◆ Passage for review ◆
*-*-*

Saturday, June 15, 2013

This post is about saliva... and poop

Before you have a baby, you will inevitably hear the following phrase in regards to dealing with baby poop: "It's different when it's your own child." The point is that you will be less grossed out (or ideally, not at all grossed out) by your own child's poop. Honestly, I don't think it's the fact that it's your own child's poop that keeps you from gagging uncontrollably when you change a diaper, but rather that if you deal with anything gross 4,397 times a day, you become desensitized.

*-*-*

◆ Work request A ◆
Reproduce the part of the blog post about baby poop word for word, starting at "Saturday, June 15, 2013" and ending at "you become desensitized.".
◆ Work request B ◆
Write the next stretch of the blog post about baby saliva and poop, continuing from its last sentence.

*-*-*

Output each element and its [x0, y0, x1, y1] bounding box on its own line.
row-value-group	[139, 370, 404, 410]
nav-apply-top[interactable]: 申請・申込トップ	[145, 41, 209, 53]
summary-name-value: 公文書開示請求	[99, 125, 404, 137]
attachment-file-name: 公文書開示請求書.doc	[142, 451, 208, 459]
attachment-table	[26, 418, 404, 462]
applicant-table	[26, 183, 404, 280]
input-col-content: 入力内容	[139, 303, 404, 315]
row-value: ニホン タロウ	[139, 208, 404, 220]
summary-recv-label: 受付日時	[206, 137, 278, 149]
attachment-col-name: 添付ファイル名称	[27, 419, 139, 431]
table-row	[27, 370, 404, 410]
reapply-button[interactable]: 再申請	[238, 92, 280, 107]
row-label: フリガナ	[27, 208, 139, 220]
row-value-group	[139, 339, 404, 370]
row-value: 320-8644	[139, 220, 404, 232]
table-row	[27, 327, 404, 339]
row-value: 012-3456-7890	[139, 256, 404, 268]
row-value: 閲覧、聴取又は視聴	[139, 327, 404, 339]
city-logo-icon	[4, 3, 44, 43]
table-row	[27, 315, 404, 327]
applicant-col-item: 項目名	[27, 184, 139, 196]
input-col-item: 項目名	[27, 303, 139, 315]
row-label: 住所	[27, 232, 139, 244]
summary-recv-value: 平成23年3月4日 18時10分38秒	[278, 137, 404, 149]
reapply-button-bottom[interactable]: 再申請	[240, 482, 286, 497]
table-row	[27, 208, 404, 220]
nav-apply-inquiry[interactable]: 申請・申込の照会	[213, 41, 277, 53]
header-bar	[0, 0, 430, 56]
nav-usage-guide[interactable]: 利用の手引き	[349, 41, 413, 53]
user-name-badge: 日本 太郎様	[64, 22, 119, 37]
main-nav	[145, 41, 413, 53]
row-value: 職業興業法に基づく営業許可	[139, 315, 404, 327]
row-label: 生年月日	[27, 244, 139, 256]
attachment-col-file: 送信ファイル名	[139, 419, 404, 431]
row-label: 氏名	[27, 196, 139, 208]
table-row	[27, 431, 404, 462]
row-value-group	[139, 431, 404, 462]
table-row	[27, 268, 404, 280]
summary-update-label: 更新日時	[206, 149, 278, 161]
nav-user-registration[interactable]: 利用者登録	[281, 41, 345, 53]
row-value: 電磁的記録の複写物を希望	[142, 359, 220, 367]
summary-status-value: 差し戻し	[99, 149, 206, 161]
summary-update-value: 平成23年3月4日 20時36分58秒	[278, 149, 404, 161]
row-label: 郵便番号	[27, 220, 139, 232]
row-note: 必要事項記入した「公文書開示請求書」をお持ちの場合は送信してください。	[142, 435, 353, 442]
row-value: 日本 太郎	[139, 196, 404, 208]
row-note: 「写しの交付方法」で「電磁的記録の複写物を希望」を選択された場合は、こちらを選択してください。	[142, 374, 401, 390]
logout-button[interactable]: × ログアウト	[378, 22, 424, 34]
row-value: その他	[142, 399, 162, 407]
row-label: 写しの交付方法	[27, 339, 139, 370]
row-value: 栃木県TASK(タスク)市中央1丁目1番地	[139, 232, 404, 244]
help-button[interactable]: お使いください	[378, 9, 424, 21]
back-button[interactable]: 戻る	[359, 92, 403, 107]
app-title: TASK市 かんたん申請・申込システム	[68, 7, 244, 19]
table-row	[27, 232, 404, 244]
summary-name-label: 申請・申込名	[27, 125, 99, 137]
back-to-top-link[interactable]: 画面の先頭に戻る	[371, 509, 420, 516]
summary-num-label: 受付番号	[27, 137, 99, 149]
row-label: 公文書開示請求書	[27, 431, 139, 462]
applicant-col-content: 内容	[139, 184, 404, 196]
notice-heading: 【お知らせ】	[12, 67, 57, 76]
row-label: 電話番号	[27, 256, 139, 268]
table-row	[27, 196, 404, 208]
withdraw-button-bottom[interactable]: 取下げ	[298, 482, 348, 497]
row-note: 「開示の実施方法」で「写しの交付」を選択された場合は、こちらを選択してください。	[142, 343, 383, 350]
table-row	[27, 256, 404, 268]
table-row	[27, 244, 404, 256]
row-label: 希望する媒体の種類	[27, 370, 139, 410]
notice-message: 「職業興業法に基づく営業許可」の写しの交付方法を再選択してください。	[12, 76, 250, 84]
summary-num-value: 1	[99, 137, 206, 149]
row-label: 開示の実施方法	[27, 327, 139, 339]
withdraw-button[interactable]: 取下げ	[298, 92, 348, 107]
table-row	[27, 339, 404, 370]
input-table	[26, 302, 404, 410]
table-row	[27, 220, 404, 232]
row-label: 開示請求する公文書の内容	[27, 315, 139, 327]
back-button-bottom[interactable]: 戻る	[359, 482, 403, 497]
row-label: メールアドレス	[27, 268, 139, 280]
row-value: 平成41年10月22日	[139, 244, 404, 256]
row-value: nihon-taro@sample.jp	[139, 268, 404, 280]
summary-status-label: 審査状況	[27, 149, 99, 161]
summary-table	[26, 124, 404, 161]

*-*-*

◆ Answer area A ◆
Saturday, June 15, 2013

This post is about saliva... and poop

Before you have a baby, you will inevitably hear the following phrase in regards to dealing with baby poop: "It's different when it's your own child." The point is that you will be less grossed out (or ideally, not at all grossed out) by your own child's poop. Honestly, I don't think it's the fact that it's your own child's poop that keeps you from gagging uncontrollably when you change a diaper, but rather that if you deal with anything gross 4,397 times a day, you become desensitized.

◆ Answer area B ◆
I have always been horribly grossed out by saliva. Absolutely repulsed. Naturally, I was blessed with the drooliest child the world has ever seen. I'll put a new shirt on him, and within about 45 seconds, it looks like I dunked his chest in a river just for the heck of it. And people will say things like, "Oh my gosh! I've never seen a child drool that much! He is covered with saliva!" And I'll be like, "Huh! I hadn't noticed!" Both he and I spend most of our days covered in his saliva. And not shockingly, I don't mind at all. (Random story: A few months ago, my friend Teri came over to our house with her son Thomas. Thomas is 4 months older than Lucas and significantly less drooly. The two boys were sitting on the floor playing, and Lucas drooled a long string of drool that had some sort of food in it, and it landed in a glob on the rug. And Thomas, who was about 17 months old at the time, looked at the puddle of saliva on the floor and started gagging. I have never seen a toddler so disgusted in my life. It was hilarious.)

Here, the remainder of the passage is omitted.